══ DATA SECTION
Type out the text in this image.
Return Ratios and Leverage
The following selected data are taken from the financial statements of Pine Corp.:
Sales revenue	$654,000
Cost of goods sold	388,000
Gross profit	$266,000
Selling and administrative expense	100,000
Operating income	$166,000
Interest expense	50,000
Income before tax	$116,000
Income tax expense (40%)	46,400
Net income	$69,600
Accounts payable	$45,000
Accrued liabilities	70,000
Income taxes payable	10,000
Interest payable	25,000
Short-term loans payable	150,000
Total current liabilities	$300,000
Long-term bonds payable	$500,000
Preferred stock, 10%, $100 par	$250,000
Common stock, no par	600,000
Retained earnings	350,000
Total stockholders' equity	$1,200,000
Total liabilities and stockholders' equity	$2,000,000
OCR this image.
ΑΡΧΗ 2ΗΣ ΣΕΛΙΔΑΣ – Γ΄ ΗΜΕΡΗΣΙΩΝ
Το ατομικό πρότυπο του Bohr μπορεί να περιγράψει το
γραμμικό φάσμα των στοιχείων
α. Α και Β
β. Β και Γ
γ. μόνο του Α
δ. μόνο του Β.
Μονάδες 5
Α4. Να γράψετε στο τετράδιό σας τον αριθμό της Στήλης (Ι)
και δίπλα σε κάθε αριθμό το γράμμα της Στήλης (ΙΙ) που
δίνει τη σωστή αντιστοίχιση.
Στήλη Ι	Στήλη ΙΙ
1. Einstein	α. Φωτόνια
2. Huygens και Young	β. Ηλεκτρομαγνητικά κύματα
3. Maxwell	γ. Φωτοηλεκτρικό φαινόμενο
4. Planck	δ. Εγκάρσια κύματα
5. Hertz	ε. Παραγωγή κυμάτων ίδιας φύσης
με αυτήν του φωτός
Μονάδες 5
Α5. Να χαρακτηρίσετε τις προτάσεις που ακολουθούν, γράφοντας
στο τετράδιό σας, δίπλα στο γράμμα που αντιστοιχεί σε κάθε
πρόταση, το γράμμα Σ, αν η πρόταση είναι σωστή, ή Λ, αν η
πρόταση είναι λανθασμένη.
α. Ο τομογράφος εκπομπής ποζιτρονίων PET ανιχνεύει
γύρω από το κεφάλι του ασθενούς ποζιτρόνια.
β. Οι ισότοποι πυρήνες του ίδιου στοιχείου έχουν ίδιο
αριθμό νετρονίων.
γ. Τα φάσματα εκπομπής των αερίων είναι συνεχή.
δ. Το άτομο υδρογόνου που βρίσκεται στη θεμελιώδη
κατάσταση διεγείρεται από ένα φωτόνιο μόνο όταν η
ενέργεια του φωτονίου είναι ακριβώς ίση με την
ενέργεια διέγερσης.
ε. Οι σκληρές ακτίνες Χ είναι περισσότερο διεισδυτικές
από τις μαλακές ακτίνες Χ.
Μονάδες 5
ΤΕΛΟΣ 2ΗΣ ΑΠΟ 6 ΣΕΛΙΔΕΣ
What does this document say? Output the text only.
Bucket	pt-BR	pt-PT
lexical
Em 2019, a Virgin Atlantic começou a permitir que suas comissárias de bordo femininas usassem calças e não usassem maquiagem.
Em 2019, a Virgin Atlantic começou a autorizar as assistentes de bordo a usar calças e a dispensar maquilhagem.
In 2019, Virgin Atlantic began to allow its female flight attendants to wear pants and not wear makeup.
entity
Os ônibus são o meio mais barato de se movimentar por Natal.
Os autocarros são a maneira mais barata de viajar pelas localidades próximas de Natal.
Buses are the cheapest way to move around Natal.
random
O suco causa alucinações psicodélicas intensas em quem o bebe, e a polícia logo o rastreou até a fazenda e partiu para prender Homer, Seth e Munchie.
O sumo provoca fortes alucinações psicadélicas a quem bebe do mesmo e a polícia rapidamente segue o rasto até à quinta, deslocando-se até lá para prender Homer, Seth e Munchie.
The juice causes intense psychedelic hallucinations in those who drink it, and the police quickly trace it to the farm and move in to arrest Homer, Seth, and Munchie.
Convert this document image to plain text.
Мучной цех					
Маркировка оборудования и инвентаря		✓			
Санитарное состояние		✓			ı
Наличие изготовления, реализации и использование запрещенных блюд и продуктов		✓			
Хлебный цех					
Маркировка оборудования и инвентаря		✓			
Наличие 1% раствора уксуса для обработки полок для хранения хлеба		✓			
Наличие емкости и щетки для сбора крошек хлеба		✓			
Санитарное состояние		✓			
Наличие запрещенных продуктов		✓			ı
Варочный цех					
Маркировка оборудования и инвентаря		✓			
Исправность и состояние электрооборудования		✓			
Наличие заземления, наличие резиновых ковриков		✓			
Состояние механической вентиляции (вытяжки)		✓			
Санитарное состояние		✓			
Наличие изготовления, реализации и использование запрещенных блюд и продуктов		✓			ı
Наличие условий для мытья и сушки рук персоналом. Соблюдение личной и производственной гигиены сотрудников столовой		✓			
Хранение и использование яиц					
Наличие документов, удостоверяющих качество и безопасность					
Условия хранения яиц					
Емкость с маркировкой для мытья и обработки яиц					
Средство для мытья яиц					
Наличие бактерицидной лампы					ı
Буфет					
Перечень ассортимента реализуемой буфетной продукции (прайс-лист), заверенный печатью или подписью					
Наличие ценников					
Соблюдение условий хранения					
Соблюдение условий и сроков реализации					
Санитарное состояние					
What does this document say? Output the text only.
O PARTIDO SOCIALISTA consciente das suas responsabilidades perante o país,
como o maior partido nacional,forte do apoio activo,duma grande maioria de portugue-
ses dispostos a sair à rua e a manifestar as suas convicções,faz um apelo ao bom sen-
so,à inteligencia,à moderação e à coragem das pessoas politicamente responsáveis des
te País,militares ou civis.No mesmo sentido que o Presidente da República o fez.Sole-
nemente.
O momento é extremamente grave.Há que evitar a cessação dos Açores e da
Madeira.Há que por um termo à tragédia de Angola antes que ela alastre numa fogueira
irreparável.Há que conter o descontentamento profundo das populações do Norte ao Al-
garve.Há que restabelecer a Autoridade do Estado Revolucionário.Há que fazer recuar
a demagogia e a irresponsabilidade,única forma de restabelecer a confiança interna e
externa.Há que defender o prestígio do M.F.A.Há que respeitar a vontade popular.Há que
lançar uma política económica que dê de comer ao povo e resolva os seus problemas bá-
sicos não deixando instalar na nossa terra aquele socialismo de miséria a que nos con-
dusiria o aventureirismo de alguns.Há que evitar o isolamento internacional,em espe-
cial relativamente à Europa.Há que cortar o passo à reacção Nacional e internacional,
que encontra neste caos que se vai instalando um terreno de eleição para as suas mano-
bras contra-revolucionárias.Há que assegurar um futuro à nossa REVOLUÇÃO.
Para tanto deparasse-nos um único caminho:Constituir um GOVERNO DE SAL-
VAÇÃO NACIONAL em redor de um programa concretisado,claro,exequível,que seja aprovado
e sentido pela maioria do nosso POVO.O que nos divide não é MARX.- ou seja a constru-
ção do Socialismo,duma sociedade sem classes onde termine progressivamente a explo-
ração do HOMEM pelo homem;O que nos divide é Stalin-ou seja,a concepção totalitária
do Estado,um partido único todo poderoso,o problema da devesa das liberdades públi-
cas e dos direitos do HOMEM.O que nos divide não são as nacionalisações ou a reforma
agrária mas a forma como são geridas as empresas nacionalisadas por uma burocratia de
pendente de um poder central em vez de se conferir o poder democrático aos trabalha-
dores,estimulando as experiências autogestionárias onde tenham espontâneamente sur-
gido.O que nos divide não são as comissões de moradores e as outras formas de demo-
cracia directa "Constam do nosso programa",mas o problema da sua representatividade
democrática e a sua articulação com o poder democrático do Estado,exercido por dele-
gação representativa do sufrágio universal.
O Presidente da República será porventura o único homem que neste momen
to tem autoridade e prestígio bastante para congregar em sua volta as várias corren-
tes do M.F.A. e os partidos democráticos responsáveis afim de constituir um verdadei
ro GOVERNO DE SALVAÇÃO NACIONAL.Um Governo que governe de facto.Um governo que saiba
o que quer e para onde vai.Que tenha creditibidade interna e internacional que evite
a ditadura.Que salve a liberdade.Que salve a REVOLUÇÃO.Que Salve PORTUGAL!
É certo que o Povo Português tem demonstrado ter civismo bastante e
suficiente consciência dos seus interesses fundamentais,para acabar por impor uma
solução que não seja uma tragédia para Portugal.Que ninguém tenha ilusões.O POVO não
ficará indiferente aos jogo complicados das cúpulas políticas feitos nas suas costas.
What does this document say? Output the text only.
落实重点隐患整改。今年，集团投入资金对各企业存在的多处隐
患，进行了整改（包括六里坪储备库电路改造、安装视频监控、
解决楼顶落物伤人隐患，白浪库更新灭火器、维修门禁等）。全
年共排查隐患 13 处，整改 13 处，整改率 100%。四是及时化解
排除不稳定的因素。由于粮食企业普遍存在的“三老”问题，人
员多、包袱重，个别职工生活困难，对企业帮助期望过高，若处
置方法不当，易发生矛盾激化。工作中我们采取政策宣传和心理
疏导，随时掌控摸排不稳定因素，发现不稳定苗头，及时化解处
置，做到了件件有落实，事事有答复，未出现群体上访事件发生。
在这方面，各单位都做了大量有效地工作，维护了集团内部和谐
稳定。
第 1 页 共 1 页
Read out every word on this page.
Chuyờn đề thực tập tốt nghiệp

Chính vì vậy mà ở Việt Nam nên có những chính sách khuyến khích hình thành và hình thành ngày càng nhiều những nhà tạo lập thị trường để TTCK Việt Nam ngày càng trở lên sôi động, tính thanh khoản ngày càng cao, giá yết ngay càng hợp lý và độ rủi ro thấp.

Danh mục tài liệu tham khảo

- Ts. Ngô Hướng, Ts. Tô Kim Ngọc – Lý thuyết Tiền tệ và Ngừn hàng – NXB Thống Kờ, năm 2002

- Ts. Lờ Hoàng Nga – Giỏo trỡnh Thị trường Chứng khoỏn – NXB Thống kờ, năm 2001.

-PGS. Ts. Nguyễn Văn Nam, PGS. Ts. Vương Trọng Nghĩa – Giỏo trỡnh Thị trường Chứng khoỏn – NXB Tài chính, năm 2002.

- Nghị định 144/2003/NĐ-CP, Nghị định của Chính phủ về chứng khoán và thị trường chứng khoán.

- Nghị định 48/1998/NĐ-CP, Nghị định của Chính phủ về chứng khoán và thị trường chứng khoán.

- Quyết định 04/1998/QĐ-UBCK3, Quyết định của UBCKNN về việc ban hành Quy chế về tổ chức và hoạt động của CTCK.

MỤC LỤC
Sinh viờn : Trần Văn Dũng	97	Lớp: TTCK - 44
════
--- TASK DETAILS ---
Select the lines that carry the string "khoán" and copy them.

--- TASK RESPONSE ---
- Nghị định 144/2003/NĐ-CP, Nghị định của Chính phủ về chứng khoán và thị trường chứng khoán.
- Nghị định 48/1998/NĐ-CP, Nghị định của Chính phủ về chứng khoán và thị trường chứng khoán.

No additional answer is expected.